── EXCERPTED TEXT
FastSpeech

FastSpeech is a novel non-autoregressive Text-to-Speech (TTS) model based on the Transformer architecture. It takes a text (phoneme) sequence as input and generates mel-spectrograms non-autoregressively, later a vocoder is used to convert the spectrogram to audio waveforms. FastSpeech was proposed by Microsoft in 2019 and published in this paper under the same name: “FastSpeech: Fast, Robust and Controllable Text to Speech”. The official synthesized speech samples resulted from FastSpeech can be found in this website. The unofficial PyTorch implementation of FastSpeech can be found in this GitHub repository: FastSpeech.

Architecture

Since a mel-spectrogram sequence is much longer than its corresponding phoneme sequence, FastSpeech adopts a Length Regulator that up-samples the phoneme sequence according to the phoneme duration (i.e., the number of mel-spectrograms that each phoneme corresponds to) to match the length of the mel-spectrogram sequence. The Length Regulator is built on a phoneme duration predictor, which predicts the duration of each phoneme. The whole architecture of FastSpeech is shown below:

From the previous figure, we can see that FastSpeech consists of three main components: Feed-forward Transformer, Duration Predictor, and Length Regulator. In the next part, we are going to talk about each component in more details.

Feed-forward Transformer

Feed-Forward Transformer, highlighted in red box in the following figure, stacks multiple FFT blocks for phoneme to mel-spectrogram transformation, with $N$ blocks on the phoneme side, and $N$ blocks on the mel-spectrogram side, with a Length Regulator (which will be described in the next subsection) in between to bridge the length gap between the phoneme and mel-spectrogram sequence.
────
── EXTRACTED ENTRIES
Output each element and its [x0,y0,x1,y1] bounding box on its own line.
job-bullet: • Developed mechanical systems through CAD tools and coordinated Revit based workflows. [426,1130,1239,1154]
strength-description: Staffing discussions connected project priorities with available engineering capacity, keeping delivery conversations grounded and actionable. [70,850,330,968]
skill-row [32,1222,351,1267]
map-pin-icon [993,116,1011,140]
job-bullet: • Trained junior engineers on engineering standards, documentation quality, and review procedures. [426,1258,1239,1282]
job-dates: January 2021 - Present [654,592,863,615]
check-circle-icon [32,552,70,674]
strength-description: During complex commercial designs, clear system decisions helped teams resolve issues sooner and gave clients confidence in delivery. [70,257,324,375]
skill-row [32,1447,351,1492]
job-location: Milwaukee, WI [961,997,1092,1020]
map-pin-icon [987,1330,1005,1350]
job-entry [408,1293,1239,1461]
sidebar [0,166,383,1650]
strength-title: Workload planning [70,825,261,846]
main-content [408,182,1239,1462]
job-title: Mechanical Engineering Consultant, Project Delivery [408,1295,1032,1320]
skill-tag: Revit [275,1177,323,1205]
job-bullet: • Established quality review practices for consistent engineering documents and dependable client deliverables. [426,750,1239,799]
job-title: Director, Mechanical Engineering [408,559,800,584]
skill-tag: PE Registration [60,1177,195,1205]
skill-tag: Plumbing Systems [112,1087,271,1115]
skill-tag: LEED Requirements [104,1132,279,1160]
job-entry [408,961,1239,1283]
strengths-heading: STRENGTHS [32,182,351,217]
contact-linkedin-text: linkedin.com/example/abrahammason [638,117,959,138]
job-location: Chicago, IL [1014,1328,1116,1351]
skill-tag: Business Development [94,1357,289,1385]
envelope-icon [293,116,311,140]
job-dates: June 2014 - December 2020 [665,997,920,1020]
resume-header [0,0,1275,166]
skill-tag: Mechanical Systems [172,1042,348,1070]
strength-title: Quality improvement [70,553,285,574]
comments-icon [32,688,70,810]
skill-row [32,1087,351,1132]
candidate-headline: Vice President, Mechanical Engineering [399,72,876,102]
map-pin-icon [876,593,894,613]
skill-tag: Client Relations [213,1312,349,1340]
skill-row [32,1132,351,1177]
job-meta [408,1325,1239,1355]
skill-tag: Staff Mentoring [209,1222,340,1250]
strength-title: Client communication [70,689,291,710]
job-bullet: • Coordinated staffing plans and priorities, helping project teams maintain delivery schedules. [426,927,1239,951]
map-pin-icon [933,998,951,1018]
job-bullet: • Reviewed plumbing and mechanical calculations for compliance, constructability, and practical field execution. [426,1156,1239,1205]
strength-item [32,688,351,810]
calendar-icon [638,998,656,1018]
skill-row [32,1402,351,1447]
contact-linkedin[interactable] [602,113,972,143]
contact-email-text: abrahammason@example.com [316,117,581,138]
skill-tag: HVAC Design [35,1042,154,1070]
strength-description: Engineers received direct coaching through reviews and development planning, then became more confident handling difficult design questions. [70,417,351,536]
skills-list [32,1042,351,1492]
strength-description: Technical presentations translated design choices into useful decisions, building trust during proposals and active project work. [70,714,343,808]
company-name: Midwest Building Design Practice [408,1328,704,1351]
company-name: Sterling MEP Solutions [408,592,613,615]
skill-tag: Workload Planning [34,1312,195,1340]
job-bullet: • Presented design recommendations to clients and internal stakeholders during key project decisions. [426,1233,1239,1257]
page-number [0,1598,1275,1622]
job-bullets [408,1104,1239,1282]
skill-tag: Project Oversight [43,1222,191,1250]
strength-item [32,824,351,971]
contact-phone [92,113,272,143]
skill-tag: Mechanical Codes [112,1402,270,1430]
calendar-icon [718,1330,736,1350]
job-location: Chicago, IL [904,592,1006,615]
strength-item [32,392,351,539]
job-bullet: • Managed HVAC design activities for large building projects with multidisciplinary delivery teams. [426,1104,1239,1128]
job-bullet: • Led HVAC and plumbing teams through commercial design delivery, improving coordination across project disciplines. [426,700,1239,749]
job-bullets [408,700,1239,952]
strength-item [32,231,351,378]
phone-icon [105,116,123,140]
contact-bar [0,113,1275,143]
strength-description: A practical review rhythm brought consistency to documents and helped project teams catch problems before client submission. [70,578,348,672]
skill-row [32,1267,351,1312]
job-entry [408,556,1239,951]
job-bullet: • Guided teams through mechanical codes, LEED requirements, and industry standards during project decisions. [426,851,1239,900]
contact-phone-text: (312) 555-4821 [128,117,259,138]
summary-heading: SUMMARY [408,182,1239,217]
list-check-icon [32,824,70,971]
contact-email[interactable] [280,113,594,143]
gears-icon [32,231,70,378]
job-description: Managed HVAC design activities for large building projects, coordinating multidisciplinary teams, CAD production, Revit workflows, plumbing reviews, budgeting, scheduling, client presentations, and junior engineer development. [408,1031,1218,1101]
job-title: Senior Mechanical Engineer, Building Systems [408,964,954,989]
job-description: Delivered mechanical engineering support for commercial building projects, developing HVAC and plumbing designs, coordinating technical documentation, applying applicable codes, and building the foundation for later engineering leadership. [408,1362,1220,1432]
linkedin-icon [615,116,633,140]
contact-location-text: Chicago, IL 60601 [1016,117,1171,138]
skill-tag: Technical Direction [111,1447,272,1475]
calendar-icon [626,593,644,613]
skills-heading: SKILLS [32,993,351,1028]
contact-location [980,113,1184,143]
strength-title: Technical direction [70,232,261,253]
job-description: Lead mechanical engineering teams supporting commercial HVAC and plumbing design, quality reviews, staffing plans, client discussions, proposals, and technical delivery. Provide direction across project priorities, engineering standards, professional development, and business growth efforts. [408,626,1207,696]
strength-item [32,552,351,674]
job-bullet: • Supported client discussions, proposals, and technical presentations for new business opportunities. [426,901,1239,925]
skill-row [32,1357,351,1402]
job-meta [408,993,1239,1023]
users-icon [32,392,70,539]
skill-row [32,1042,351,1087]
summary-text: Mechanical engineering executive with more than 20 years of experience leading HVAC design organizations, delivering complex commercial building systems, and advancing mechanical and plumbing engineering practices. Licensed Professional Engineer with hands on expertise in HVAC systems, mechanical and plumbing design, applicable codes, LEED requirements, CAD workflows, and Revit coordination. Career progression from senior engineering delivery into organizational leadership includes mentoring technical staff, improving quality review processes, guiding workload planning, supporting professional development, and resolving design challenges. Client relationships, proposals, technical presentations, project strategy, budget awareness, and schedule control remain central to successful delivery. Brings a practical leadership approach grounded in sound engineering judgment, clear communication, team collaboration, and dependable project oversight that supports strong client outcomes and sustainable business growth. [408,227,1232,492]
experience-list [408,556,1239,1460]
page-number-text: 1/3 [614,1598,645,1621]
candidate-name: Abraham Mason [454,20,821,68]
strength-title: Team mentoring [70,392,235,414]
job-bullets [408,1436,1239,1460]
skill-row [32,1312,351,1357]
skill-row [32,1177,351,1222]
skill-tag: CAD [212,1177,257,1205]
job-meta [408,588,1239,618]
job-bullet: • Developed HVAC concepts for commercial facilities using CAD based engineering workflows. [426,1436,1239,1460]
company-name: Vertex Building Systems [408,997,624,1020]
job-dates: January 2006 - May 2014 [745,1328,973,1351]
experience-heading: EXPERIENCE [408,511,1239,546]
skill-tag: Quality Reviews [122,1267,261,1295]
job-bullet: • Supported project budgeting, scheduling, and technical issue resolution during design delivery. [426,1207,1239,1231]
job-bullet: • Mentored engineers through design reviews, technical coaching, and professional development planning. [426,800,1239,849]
────
GIVEN INSTRUCTION:
Retype the FastSpeech overview in full, word for word.

SOLUTION FOR THIS TASK:
FastSpeech

FastSpeech is a novel non-autoregressive Text-to-Speech (TTS) model based on the Transformer architecture. It takes a text (phoneme) sequence as input and generates mel-spectrograms non-autoregressively, later a vocoder is used to convert the spectrogram to audio waveforms. FastSpeech was proposed by Microsoft in 2019 and published in this paper under the same name: “FastSpeech: Fast, Robust and Controllable Text to Speech”. The official synthesized speech samples resulted from FastSpeech can be found in this website. The unofficial PyTorch implementation of FastSpeech can be found in this GitHub repository: FastSpeech.

Architecture

Since a mel-spectrogram sequence is much longer than its corresponding phoneme sequence, FastSpeech adopts a Length Regulator that up-samples the phoneme sequence according to the phoneme duration (i.e., the number of mel-spectrograms that each phoneme corresponds to) to match the length of the mel-spectrogram sequence. The Length Regulator is built on a phoneme duration predictor, which predicts the duration of each phoneme. The whole architecture of FastSpeech is shown below:

From the previous figure, we can see that FastSpeech consists of three main components: Feed-forward Transformer, Duration Predictor, and Length Regulator. In the next part, we are going to talk about each component in more details.

Feed-forward Transformer

Feed-Forward Transformer, highlighted in red box in the following figure, stacks multiple FFT blocks for phoneme to mel-spectrogram transformation, with $N$ blocks on the phoneme side, and $N$ blocks on the mel-spectrogram side, with a Length Regulator (which will be described in the next subsection) in between to bridge the length gap between the phoneme and mel-spectrogram sequence.